## DIRECTIVE
Write the data out again exactly, dropping any images it holds.

[MATERIAL SUPPLIED start]

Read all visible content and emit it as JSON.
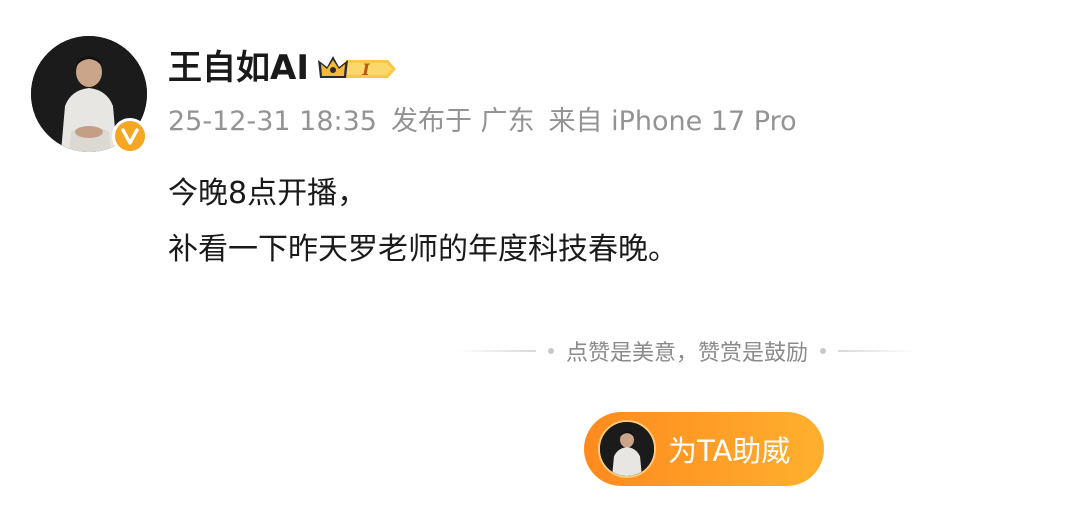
{
  "post": {
    "author": {
      "name": "王自如AI",
      "vip_level": "I",
      "verified_color": "#f5a623"
    },
    "meta": {
      "timestamp": "25-12-31 18:35",
      "location": "发布于 广东",
      "source": "来自 iPhone 17 Pro"
    },
    "content": {
      "line1": "今晚8点开播，",
      "line2": "补看一下昨天罗老师的年度科技春晚。"
    }
  },
  "reward": {
    "tagline": "点赞是美意，赞赏是鼓励",
    "button_label": "为TA助威",
    "button_color": "#ff9a24"
  }
}
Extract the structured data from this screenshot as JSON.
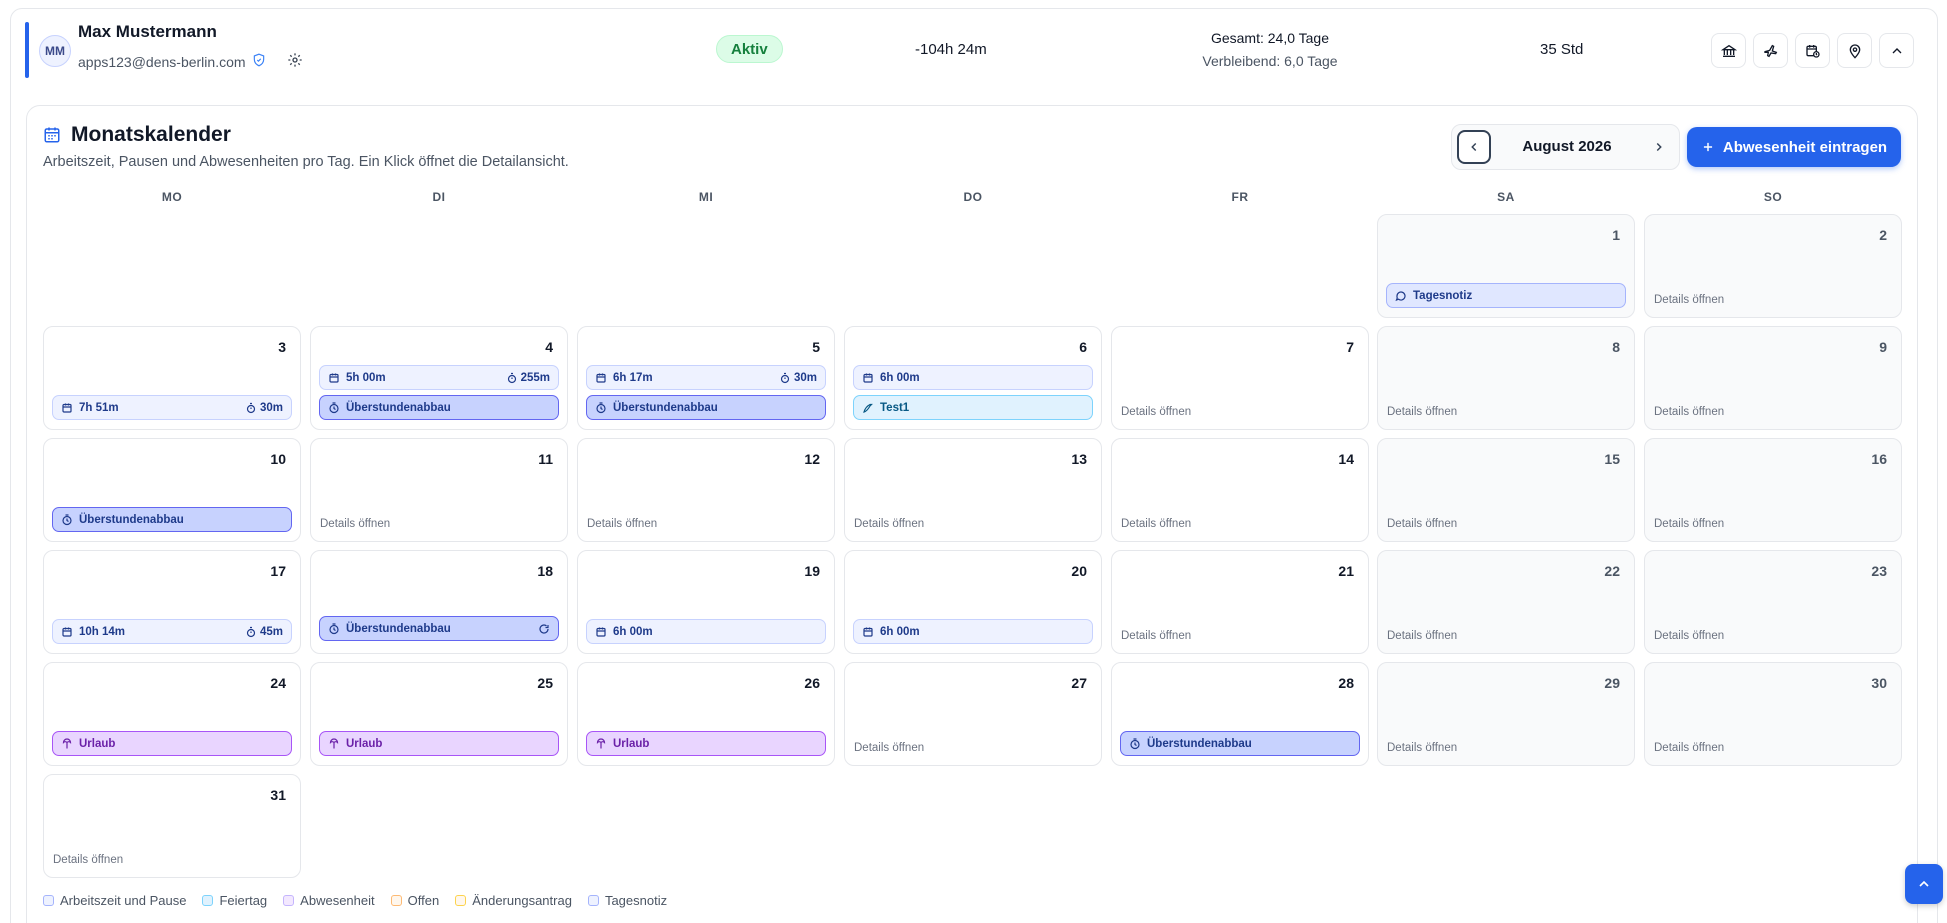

[MATERIAL SUPPLIED end]

## THE RESPONSE
Read all visible content and emit it as JSON.
{
  "post": {
    "author": {
      "name": "王自如AI",
      "vip_level": "I",
      "verified_color": "#f5a623"
    },
    "meta": {
      "timestamp": "25-12-31 18:35",
      "location": "发布于 广东",
      "source": "来自 iPhone 17 Pro"
    },
    "content": {
      "line1": "今晚8点开播，",
      "line2": "补看一下昨天罗老师的年度科技春晚。"
    }
  },
  "reward": {
    "tagline": "点赞是美意，赞赏是鼓励",
    "button_label": "为TA助威",
    "button_color": "#ff9a24"
  }
}
Extract the structured data from this screenshot as JSON.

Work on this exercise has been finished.